**Data excerpts:**
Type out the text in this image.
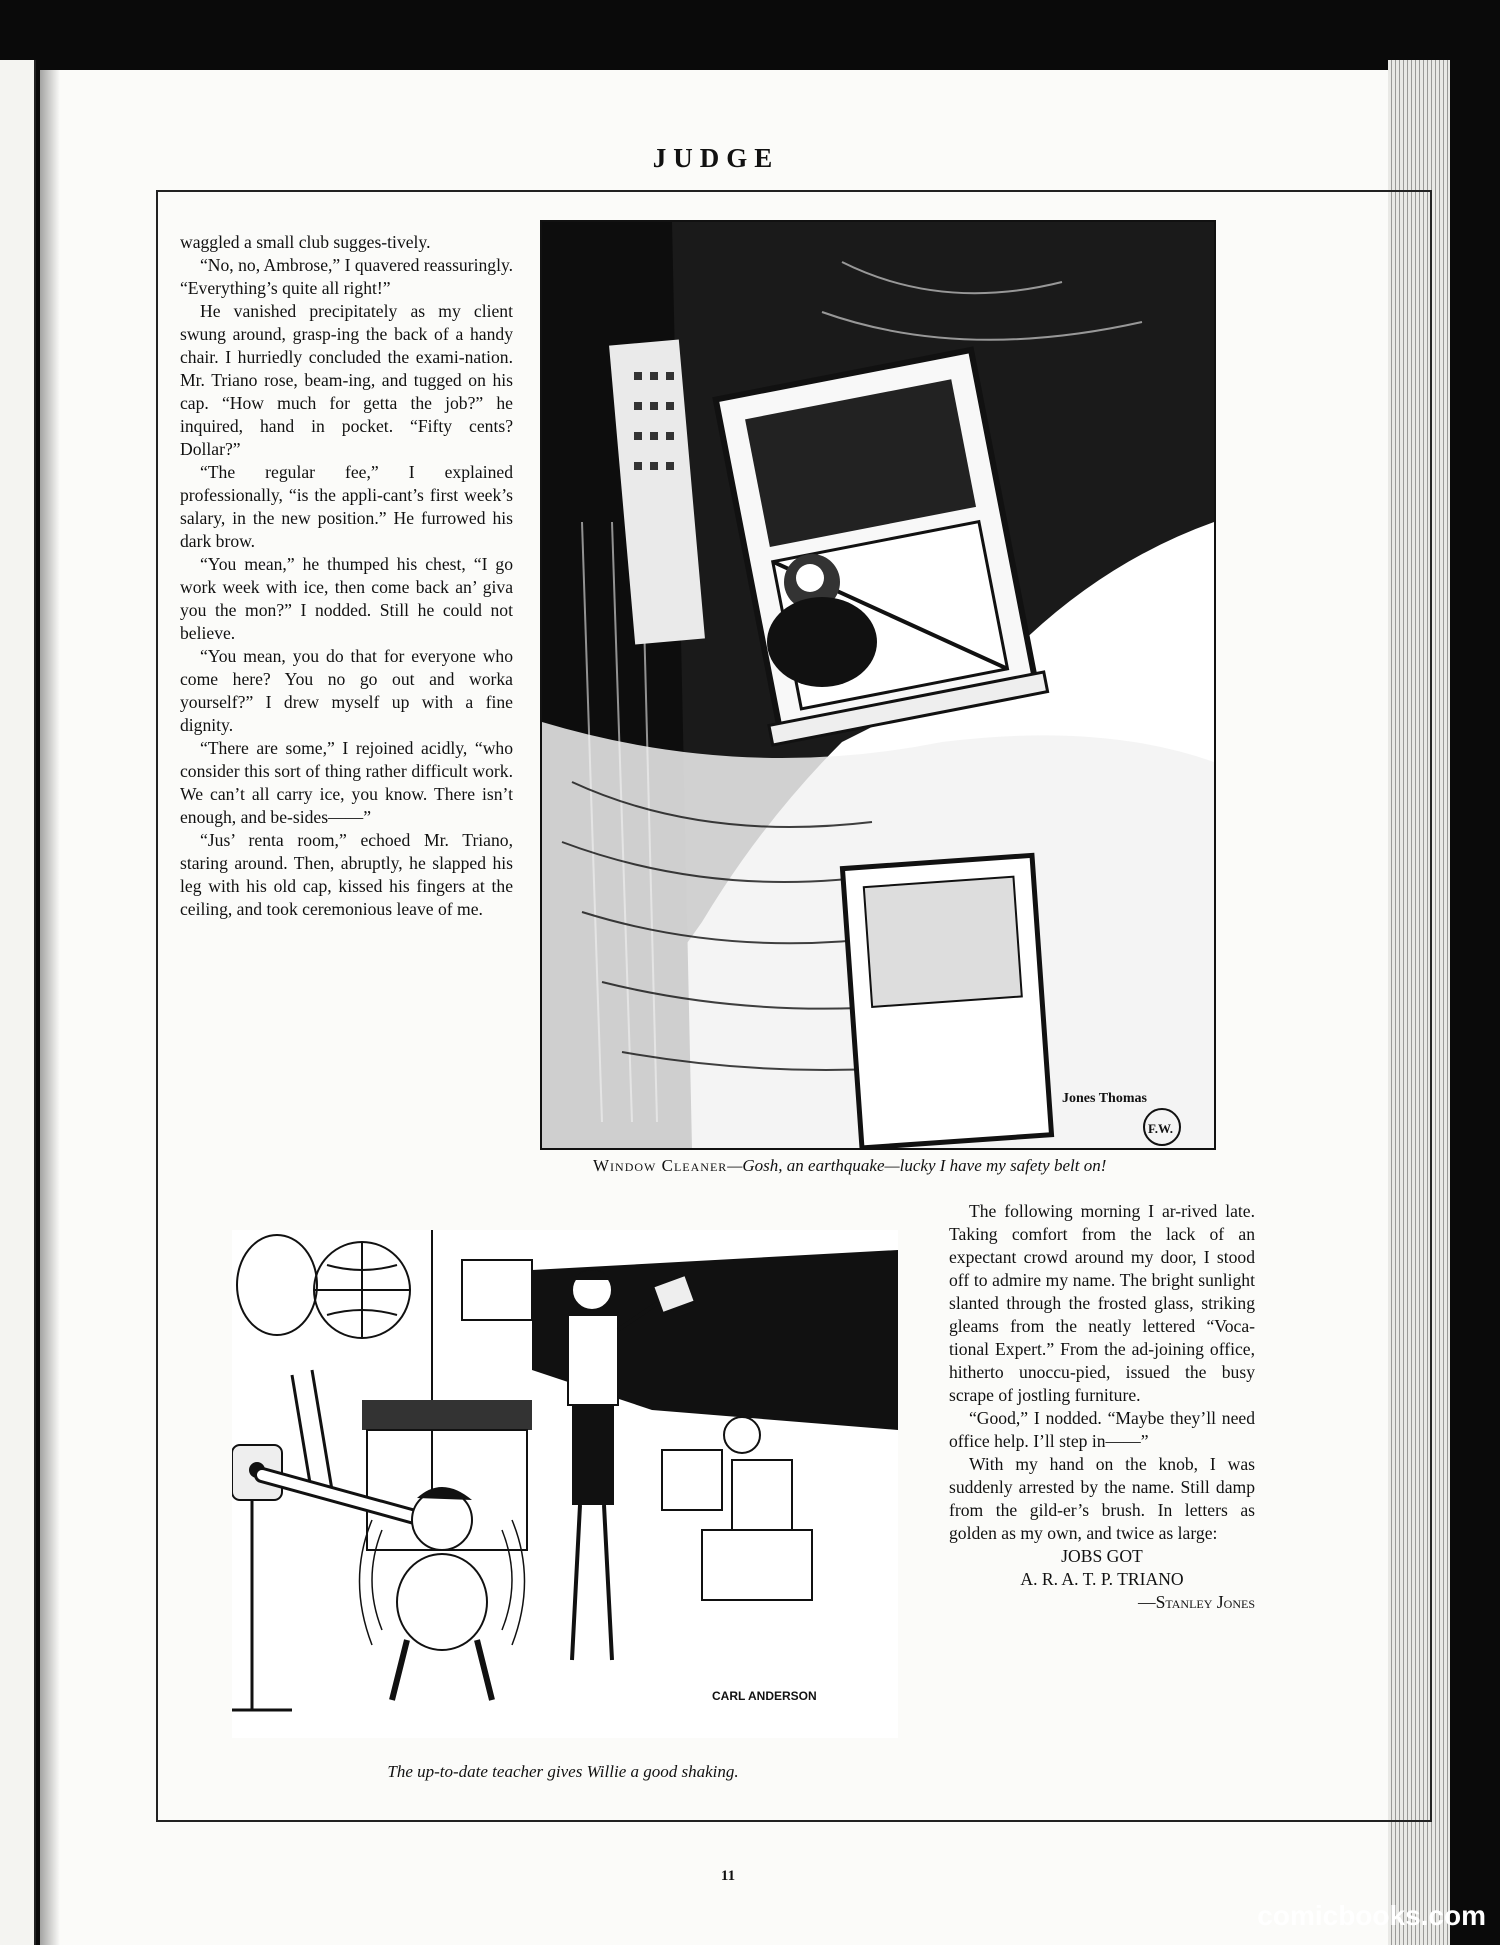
JUDGE

waggled a small club sugges-tively.

“No, no, Ambrose,” I quavered reassuringly. “Everything’s quite all right!”

He vanished precipitately as my client swung around, grasp-ing the back of a handy chair. I hurriedly concluded the exami-nation. Mr. Triano rose, beam-ing, and tugged on his cap. “How much for getta the job?” he inquired, hand in pocket. “Fifty cents? Dollar?”

“The regular fee,” I explained professionally, “is the appli-cant’s first week’s salary, in the new position.” He furrowed his dark brow.

“You mean,” he thumped his chest, “I go work week with ice, then come back an’ giva you the mon?” I nodded. Still he could not believe.

“You mean, you do that for everyone who come here? You no go out and worka yourself?” I drew myself up with a fine dignity.

“There are some,” I rejoined acidly, “who consider this sort of thing rather difficult work. We can’t all carry ice, you know. There isn’t enough, and be-sides——”

“Jus’ renta room,” echoed Mr. Triano, staring around. Then, abruptly, he slapped his leg with his old cap, kissed his fingers at the ceiling, and took ceremonious leave of me.

Jones Thomas
F.W.
Window Cleaner—Gosh, an earthquake—lucky I have my safety belt on!
CARL ANDERSON
The up-to-date teacher gives Willie a good shaking.

The following morning I ar-rived late. Taking comfort from the lack of an expectant crowd around my door, I stood off to admire my name. The bright sunlight slanted through the frosted glass, striking gleams from the neatly lettered “Voca-tional Expert.” From the ad-joining office, hitherto unoccu-pied, issued the busy scrape of jostling furniture.

“Good,” I nodded. “Maybe they’ll need office help. I’ll step in——”

With my hand on the knob, I was suddenly arrested by the name. Still damp from the gild-er’s brush. In letters as golden as my own, and twice as large:

JOBS GOT

A. R. A. T. P. TRIANO

—Stanley Jones

11
comicbooks.com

**Set problem:** Find the string "nodded" in the records, then copy each line where it occurs.

**Exercise response:**
“You mean,” he thumped his chest, “I go work week with ice, then come back an’ giva you the mon?” I nodded. Still he could not believe.
“Good,” I nodded. “Maybe they’ll need office help. I’ll step in——”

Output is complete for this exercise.